_Aim_. Return, word for word, every line that follows.

_Recorded information_.
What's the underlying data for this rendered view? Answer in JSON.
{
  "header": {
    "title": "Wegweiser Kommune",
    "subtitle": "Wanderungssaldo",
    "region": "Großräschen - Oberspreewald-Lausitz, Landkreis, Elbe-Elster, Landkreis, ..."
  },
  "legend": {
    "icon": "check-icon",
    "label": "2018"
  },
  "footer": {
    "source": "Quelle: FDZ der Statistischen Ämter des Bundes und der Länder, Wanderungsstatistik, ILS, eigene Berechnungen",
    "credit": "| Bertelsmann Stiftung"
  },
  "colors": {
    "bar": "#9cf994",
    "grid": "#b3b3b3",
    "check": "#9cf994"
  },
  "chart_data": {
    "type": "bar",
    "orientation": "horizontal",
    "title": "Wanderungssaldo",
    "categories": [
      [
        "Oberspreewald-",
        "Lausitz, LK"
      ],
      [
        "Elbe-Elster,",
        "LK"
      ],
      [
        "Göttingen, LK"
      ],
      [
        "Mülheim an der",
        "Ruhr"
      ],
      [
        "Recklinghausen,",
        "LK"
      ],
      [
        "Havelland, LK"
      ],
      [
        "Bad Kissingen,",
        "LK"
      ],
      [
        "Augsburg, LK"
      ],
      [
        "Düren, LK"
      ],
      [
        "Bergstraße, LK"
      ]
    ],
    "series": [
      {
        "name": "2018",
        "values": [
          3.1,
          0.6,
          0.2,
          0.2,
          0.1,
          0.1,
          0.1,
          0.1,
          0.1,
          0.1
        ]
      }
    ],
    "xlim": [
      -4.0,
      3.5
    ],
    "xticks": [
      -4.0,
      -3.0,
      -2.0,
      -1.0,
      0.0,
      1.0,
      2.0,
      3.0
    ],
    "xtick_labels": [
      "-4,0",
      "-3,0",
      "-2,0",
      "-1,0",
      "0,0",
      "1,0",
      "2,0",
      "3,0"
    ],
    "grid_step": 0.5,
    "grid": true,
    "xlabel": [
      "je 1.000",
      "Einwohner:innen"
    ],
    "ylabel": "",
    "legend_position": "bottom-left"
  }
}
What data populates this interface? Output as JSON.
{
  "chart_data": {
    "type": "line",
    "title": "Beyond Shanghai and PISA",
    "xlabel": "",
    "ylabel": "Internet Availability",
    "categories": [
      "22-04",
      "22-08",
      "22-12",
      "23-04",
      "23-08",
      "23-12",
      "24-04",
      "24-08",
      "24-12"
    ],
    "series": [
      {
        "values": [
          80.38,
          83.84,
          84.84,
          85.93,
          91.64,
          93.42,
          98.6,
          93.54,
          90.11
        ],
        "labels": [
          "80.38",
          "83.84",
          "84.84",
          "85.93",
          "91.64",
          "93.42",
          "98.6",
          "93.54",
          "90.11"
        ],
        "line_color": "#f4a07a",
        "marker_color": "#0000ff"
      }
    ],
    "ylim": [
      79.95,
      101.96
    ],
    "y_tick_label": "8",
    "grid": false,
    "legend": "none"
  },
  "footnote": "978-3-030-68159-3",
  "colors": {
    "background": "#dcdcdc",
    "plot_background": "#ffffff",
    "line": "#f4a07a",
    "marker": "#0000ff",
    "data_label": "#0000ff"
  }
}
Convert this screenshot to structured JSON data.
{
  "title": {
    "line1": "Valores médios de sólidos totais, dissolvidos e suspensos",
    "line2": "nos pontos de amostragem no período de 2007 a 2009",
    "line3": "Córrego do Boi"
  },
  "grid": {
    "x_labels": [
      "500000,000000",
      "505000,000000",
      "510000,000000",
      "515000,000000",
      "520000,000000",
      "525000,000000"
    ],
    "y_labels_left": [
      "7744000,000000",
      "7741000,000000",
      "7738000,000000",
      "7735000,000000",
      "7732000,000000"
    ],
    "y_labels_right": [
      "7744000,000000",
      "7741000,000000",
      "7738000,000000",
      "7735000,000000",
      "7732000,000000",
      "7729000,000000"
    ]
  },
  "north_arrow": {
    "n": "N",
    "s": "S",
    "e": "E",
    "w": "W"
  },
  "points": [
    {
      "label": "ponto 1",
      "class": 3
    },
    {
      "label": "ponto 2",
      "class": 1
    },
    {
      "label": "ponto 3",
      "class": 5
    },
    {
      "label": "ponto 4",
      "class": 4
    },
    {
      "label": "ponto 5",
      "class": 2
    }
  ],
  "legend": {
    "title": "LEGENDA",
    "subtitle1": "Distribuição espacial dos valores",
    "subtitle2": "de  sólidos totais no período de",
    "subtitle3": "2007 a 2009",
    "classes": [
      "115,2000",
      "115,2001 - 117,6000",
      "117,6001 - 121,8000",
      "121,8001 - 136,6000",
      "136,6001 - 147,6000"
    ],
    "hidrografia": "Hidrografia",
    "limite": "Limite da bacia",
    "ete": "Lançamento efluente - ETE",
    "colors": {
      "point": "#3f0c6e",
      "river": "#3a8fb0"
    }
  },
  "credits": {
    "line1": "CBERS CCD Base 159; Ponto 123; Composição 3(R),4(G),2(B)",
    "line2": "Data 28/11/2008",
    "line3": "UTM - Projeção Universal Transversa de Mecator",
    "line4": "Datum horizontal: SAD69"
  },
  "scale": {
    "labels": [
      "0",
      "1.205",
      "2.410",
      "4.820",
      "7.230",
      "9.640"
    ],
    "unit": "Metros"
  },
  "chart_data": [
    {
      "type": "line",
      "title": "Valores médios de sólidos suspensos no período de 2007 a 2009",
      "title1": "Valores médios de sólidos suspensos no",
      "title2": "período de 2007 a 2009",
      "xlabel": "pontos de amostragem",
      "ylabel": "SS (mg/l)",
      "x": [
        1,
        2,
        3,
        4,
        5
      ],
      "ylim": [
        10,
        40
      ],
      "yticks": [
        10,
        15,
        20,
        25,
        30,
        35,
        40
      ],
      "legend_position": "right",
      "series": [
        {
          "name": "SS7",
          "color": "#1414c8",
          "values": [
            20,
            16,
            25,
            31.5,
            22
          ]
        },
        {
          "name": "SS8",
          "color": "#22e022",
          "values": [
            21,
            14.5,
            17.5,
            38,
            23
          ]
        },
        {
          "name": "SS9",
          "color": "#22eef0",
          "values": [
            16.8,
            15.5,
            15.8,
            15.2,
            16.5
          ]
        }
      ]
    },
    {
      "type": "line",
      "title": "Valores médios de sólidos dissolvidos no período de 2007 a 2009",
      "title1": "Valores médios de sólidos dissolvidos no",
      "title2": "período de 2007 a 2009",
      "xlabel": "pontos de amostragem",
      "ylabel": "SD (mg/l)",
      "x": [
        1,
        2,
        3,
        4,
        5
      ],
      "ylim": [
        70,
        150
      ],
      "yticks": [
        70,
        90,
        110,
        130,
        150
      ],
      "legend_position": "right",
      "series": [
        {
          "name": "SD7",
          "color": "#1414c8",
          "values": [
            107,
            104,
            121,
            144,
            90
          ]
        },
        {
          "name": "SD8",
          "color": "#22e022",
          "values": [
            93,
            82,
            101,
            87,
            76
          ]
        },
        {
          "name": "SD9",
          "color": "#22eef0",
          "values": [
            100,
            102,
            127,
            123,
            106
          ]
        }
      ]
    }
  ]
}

_Completed exercise_.
What's the underlying data for this rendered view? Answer in JSON.
{
  "header": {
    "title": "Wegweiser Kommune",
    "subtitle": "Wanderungssaldo",
    "region": "Großräschen - Oberspreewald-Lausitz, Landkreis, Elbe-Elster, Landkreis, ..."
  },
  "legend": {
    "icon": "check-icon",
    "label": "2018"
  },
  "footer": {
    "source": "Quelle: FDZ der Statistischen Ämter des Bundes und der Länder, Wanderungsstatistik, ILS, eigene Berechnungen",
    "credit": "| Bertelsmann Stiftung"
  },
  "colors": {
    "bar": "#9cf994",
    "grid": "#b3b3b3",
    "check": "#9cf994"
  },
  "chart_data": {
    "type": "bar",
    "orientation": "horizontal",
    "title": "Wanderungssaldo",
    "categories": [
      [
        "Oberspreewald-",
        "Lausitz, LK"
      ],
      [
        "Elbe-Elster,",
        "LK"
      ],
      [
        "Göttingen, LK"
      ],
      [
        "Mülheim an der",
        "Ruhr"
      ],
      [
        "Recklinghausen,",
        "LK"
      ],
      [
        "Havelland, LK"
      ],
      [
        "Bad Kissingen,",
        "LK"
      ],
      [
        "Augsburg, LK"
      ],
      [
        "Düren, LK"
      ],
      [
        "Bergstraße, LK"
      ]
    ],
    "series": [
      {
        "name": "2018",
        "values": [
          3.1,
          0.6,
          0.2,
          0.2,
          0.1,
          0.1,
          0.1,
          0.1,
          0.1,
          0.1
        ]
      }
    ],
    "xlim": [
      -4.0,
      3.5
    ],
    "xticks": [
      -4.0,
      -3.0,
      -2.0,
      -1.0,
      0.0,
      1.0,
      2.0,
      3.0
    ],
    "xtick_labels": [
      "-4,0",
      "-3,0",
      "-2,0",
      "-1,0",
      "0,0",
      "1,0",
      "2,0",
      "3,0"
    ],
    "grid_step": 0.5,
    "grid": true,
    "xlabel": [
      "je 1.000",
      "Einwohner:innen"
    ],
    "ylabel": "",
    "legend_position": "bottom-left"
  }
}
What data populates this interface? Output as JSON.
{
  "chart_data": {
    "type": "line",
    "title": "Beyond Shanghai and PISA",
    "xlabel": "",
    "ylabel": "Internet Availability",
    "categories": [
      "22-04",
      "22-08",
      "22-12",
      "23-04",
      "23-08",
      "23-12",
      "24-04",
      "24-08",
      "24-12"
    ],
    "series": [
      {
        "values": [
          80.38,
          83.84,
          84.84,
          85.93,
          91.64,
          93.42,
          98.6,
          93.54,
          90.11
        ],
        "labels": [
          "80.38",
          "83.84",
          "84.84",
          "85.93",
          "91.64",
          "93.42",
          "98.6",
          "93.54",
          "90.11"
        ],
        "line_color": "#f4a07a",
        "marker_color": "#0000ff"
      }
    ],
    "ylim": [
      79.95,
      101.96
    ],
    "y_tick_label": "8",
    "grid": false,
    "legend": "none"
  },
  "footnote": "978-3-030-68159-3",
  "colors": {
    "background": "#dcdcdc",
    "plot_background": "#ffffff",
    "line": "#f4a07a",
    "marker": "#0000ff",
    "data_label": "#0000ff"
  }
}
Convert this screenshot to structured JSON data.
{
  "title": {
    "line1": "Valores médios de sólidos totais, dissolvidos e suspensos",
    "line2": "nos pontos de amostragem no período de 2007 a 2009",
    "line3": "Córrego do Boi"
  },
  "grid": {
    "x_labels": [
      "500000,000000",
      "505000,000000",
      "510000,000000",
      "515000,000000",
      "520000,000000",
      "525000,000000"
    ],
    "y_labels_left": [
      "7744000,000000",
      "7741000,000000",
      "7738000,000000",
      "7735000,000000",
      "7732000,000000"
    ],
    "y_labels_right": [
      "7744000,000000",
      "7741000,000000",
      "7738000,000000",
      "7735000,000000",
      "7732000,000000",
      "7729000,000000"
    ]
  },
  "north_arrow": {
    "n": "N",
    "s": "S",
    "e": "E",
    "w": "W"
  },
  "points": [
    {
      "label": "ponto 1",
      "class": 3
    },
    {
      "label": "ponto 2",
      "class": 1
    },
    {
      "label": "ponto 3",
      "class": 5
    },
    {
      "label": "ponto 4",
      "class": 4
    },
    {
      "label": "ponto 5",
      "class": 2
    }
  ],
  "legend": {
    "title": "LEGENDA",
    "subtitle1": "Distribuição espacial dos valores",
    "subtitle2": "de  sólidos totais no período de",
    "subtitle3": "2007 a 2009",
    "classes": [
      "115,2000",
      "115,2001 - 117,6000",
      "117,6001 - 121,8000",
      "121,8001 - 136,6000",
      "136,6001 - 147,6000"
    ],
    "hidrografia": "Hidrografia",
    "limite": "Limite da bacia",
    "ete": "Lançamento efluente - ETE",
    "colors": {
      "point": "#3f0c6e",
      "river": "#3a8fb0"
    }
  },
  "credits": {
    "line1": "CBERS CCD Base 159; Ponto 123; Composição 3(R),4(G),2(B)",
    "line2": "Data 28/11/2008",
    "line3": "UTM - Projeção Universal Transversa de Mecator",
    "line4": "Datum horizontal: SAD69"
  },
  "scale": {
    "labels": [
      "0",
      "1.205",
      "2.410",
      "4.820",
      "7.230",
      "9.640"
    ],
    "unit": "Metros"
  },
  "chart_data": [
    {
      "type": "line",
      "title": "Valores médios de sólidos suspensos no período de 2007 a 2009",
      "title1": "Valores médios de sólidos suspensos no",
      "title2": "período de 2007 a 2009",
      "xlabel": "pontos de amostragem",
      "ylabel": "SS (mg/l)",
      "x": [
        1,
        2,
        3,
        4,
        5
      ],
      "ylim": [
        10,
        40
      ],
      "yticks": [
        10,
        15,
        20,
        25,
        30,
        35,
        40
      ],
      "legend_position": "right",
      "series": [
        {
          "name": "SS7",
          "color": "#1414c8",
          "values": [
            20,
            16,
            25,
            31.5,
            22
          ]
        },
        {
          "name": "SS8",
          "color": "#22e022",
          "values": [
            21,
            14.5,
            17.5,
            38,
            23
          ]
        },
        {
          "name": "SS9",
          "color": "#22eef0",
          "values": [
            16.8,
            15.5,
            15.8,
            15.2,
            16.5
          ]
        }
      ]
    },
    {
      "type": "line",
      "title": "Valores médios de sólidos dissolvidos no período de 2007 a 2009",
      "title1": "Valores médios de sólidos dissolvidos no",
      "title2": "período de 2007 a 2009",
      "xlabel": "pontos de amostragem",
      "ylabel": "SD (mg/l)",
      "x": [
        1,
        2,
        3,
        4,
        5
      ],
      "ylim": [
        70,
        150
      ],
      "yticks": [
        70,
        90,
        110,
        130,
        150
      ],
      "legend_position": "right",
      "series": [
        {
          "name": "SD7",
          "color": "#1414c8",
          "values": [
            107,
            104,
            121,
            144,
            90
          ]
        },
        {
          "name": "SD8",
          "color": "#22e022",
          "values": [
            93,
            82,
            101,
            87,
            76
          ]
        },
        {
          "name": "SD9",
          "color": "#22eef0",
          "values": [
            100,
            102,
            127,
            123,
            106
          ]
        }
      ]
    }
  ]
}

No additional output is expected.